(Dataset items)
-- BEGIN --

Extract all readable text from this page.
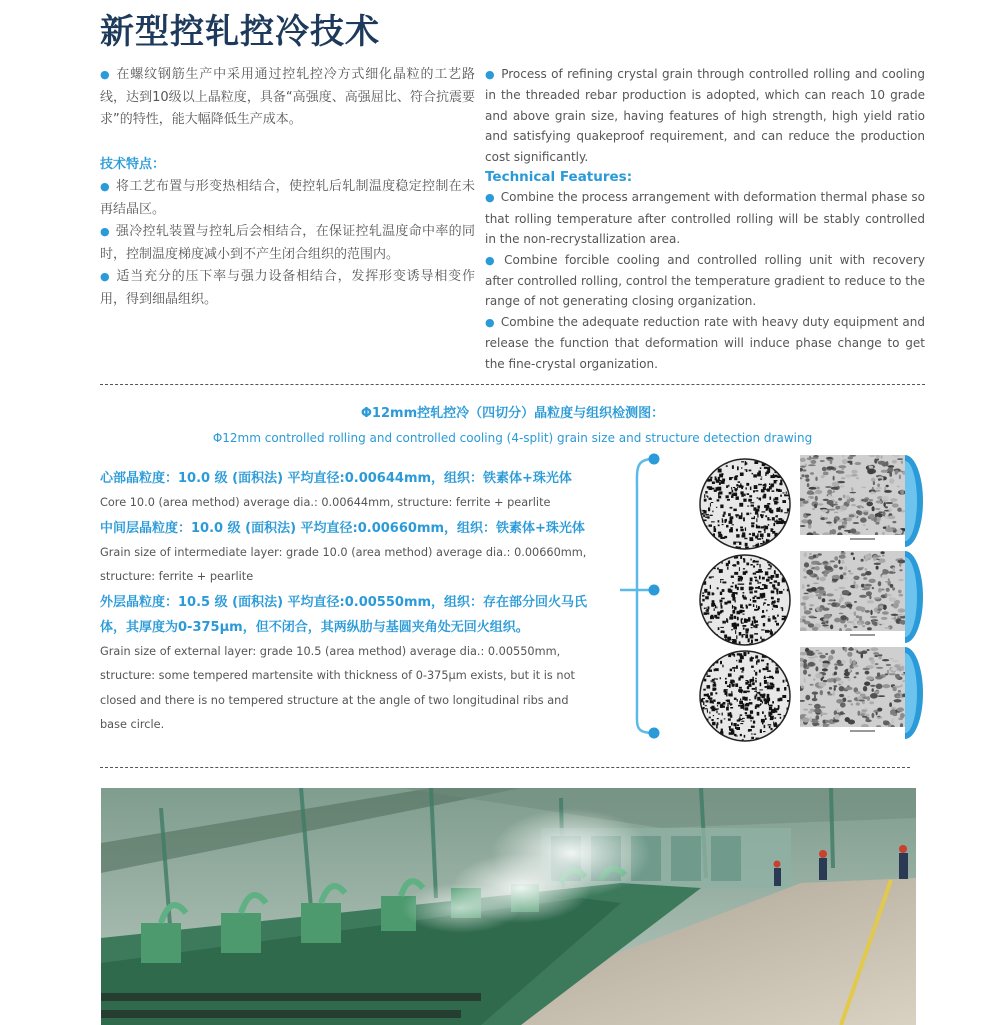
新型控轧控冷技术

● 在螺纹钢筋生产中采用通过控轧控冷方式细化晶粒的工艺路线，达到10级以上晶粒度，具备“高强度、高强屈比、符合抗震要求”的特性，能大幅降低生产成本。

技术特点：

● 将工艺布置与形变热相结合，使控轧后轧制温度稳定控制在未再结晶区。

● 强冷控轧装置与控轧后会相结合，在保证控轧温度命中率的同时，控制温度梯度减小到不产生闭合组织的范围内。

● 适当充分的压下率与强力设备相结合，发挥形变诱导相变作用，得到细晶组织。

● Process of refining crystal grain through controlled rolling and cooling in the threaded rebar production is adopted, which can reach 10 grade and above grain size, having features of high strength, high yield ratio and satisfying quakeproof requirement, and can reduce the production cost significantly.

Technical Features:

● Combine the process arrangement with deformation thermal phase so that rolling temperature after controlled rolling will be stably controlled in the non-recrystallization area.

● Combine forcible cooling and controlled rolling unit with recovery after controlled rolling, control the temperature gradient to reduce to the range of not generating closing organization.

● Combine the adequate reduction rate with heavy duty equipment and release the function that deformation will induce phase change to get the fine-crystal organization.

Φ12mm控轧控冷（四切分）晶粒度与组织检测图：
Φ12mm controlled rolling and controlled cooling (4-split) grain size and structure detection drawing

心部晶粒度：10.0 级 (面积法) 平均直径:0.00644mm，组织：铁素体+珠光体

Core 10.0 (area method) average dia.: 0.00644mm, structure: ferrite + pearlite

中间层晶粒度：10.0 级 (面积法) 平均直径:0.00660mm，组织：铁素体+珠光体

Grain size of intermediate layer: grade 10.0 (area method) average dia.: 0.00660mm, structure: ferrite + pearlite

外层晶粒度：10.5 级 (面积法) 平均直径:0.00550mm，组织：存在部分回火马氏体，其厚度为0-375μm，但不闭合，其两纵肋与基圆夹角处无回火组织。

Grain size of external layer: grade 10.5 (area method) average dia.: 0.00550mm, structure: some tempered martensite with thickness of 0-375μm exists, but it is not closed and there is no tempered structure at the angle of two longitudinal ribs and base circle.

-- END --

THE TASK: Leave out the pictures and output the rest of the material exactly as written.

OUTPUT OF THE EXERCISE:
Extract all readable text from this page.
新型控轧控冷技术

● 在螺纹钢筋生产中采用通过控轧控冷方式细化晶粒的工艺路线，达到10级以上晶粒度，具备“高强度、高强屈比、符合抗震要求”的特性，能大幅降低生产成本。

技术特点：

● 将工艺布置与形变热相结合，使控轧后轧制温度稳定控制在未再结晶区。

● 强冷控轧装置与控轧后会相结合，在保证控轧温度命中率的同时，控制温度梯度减小到不产生闭合组织的范围内。

● 适当充分的压下率与强力设备相结合，发挥形变诱导相变作用，得到细晶组织。

● Process of refining crystal grain through controlled rolling and cooling in the threaded rebar production is adopted, which can reach 10 grade and above grain size, having features of high strength, high yield ratio and satisfying quakeproof requirement, and can reduce the production cost significantly.

Technical Features:

● Combine the process arrangement with deformation thermal phase so that rolling temperature after controlled rolling will be stably controlled in the non-recrystallization area.

● Combine forcible cooling and controlled rolling unit with recovery after controlled rolling, control the temperature gradient to reduce to the range of not generating closing organization.

● Combine the adequate reduction rate with heavy duty equipment and release the function that deformation will induce phase change to get the fine-crystal organization.

Φ12mm控轧控冷（四切分）晶粒度与组织检测图：
Φ12mm controlled rolling and controlled cooling (4-split) grain size and structure detection drawing

心部晶粒度：10.0 级 (面积法) 平均直径:0.00644mm，组织：铁素体+珠光体

Core 10.0 (area method) average dia.: 0.00644mm, structure: ferrite + pearlite

中间层晶粒度：10.0 级 (面积法) 平均直径:0.00660mm，组织：铁素体+珠光体

Grain size of intermediate layer: grade 10.0 (area method) average dia.: 0.00660mm, structure: ferrite + pearlite

外层晶粒度：10.5 级 (面积法) 平均直径:0.00550mm，组织：存在部分回火马氏体，其厚度为0-375μm，但不闭合，其两纵肋与基圆夹角处无回火组织。

Grain size of external layer: grade 10.5 (area method) average dia.: 0.00550mm, structure: some tempered martensite with thickness of 0-375μm exists, but it is not closed and there is no tempered structure at the angle of two longitudinal ribs and base circle.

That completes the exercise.